» **SHORT EXERCISE**
In the entries that follow, how many lines contain "sotto"? Answer with the number only.

» **TASK INPUTS**
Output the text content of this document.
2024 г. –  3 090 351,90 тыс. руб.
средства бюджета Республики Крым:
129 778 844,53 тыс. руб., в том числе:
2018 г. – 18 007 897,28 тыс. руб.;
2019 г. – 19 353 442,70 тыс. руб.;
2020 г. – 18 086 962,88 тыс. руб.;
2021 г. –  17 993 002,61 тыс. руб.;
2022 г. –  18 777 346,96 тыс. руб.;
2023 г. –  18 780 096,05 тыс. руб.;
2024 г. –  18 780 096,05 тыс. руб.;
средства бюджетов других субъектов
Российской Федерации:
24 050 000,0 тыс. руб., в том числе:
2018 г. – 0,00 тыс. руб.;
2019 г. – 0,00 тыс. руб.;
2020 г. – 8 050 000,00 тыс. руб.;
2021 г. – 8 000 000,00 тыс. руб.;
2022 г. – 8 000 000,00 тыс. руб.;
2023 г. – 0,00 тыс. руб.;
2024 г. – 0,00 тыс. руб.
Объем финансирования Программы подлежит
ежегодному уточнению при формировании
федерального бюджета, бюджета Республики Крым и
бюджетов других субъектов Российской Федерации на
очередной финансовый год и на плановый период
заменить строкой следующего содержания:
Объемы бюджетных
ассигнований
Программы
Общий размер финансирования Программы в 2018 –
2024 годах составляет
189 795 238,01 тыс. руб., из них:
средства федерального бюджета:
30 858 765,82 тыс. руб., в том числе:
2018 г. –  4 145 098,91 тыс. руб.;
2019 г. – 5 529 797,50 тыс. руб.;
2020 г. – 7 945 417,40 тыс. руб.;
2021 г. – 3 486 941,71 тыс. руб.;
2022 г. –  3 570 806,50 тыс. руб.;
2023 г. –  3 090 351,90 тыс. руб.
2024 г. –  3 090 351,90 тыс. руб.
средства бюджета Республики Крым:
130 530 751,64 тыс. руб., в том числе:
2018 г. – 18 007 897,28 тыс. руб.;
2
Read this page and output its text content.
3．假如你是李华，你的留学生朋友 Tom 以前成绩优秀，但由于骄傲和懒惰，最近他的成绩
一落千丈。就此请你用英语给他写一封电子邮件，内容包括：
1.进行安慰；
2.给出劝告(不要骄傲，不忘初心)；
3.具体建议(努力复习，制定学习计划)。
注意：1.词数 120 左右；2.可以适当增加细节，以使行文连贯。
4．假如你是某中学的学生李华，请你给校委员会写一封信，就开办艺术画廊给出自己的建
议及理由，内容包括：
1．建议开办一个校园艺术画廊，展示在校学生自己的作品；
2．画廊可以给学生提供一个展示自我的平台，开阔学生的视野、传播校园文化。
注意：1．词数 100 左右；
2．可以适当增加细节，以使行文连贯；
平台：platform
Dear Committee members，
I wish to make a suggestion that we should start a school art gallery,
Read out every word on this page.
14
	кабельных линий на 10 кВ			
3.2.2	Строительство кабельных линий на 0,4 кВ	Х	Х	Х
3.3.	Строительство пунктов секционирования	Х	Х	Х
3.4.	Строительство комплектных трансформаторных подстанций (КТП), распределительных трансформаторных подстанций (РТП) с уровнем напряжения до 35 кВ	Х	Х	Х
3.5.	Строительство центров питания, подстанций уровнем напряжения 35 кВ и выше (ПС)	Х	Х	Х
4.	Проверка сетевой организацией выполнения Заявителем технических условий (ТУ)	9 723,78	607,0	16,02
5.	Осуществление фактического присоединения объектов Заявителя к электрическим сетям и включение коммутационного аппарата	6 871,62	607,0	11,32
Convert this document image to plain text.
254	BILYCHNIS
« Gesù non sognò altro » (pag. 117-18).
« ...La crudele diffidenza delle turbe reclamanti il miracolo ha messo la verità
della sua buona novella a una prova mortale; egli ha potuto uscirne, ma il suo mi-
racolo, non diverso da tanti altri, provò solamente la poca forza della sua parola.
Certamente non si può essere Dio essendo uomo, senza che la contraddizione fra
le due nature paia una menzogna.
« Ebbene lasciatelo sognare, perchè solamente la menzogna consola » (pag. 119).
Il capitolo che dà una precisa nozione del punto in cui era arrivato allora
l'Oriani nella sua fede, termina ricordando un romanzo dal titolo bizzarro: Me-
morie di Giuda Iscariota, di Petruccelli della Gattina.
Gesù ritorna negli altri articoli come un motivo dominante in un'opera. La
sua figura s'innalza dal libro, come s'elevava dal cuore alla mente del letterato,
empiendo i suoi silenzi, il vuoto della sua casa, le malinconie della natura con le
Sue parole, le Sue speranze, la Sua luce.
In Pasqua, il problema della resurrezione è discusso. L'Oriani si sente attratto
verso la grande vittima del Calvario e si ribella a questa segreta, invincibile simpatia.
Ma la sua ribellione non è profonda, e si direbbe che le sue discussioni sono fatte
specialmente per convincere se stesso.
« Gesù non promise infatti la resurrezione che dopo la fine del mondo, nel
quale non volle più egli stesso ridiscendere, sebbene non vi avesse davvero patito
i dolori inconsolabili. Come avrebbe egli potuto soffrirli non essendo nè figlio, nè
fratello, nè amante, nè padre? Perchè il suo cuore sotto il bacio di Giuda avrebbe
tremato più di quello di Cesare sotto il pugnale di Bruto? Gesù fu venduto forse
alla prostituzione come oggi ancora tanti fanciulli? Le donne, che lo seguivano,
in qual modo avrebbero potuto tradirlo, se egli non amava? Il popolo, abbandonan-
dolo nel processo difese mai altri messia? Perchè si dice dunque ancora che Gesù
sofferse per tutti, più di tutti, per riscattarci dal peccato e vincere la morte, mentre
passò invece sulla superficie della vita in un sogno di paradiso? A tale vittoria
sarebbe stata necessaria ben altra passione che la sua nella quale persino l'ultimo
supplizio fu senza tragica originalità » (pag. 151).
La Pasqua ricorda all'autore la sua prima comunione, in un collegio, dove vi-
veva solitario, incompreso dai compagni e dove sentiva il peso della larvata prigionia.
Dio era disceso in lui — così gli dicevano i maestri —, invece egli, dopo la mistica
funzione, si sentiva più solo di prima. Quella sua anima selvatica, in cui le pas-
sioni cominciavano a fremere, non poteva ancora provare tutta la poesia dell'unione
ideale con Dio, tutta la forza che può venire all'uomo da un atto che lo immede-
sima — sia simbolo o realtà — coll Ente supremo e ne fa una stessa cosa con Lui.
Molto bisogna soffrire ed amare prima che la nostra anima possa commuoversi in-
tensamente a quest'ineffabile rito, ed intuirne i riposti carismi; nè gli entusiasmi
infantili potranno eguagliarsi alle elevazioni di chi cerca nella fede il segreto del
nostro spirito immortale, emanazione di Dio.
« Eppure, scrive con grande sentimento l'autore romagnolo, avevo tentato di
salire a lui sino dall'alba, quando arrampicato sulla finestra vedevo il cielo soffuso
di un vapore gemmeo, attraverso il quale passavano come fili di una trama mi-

» **CORRECT RESULT**
2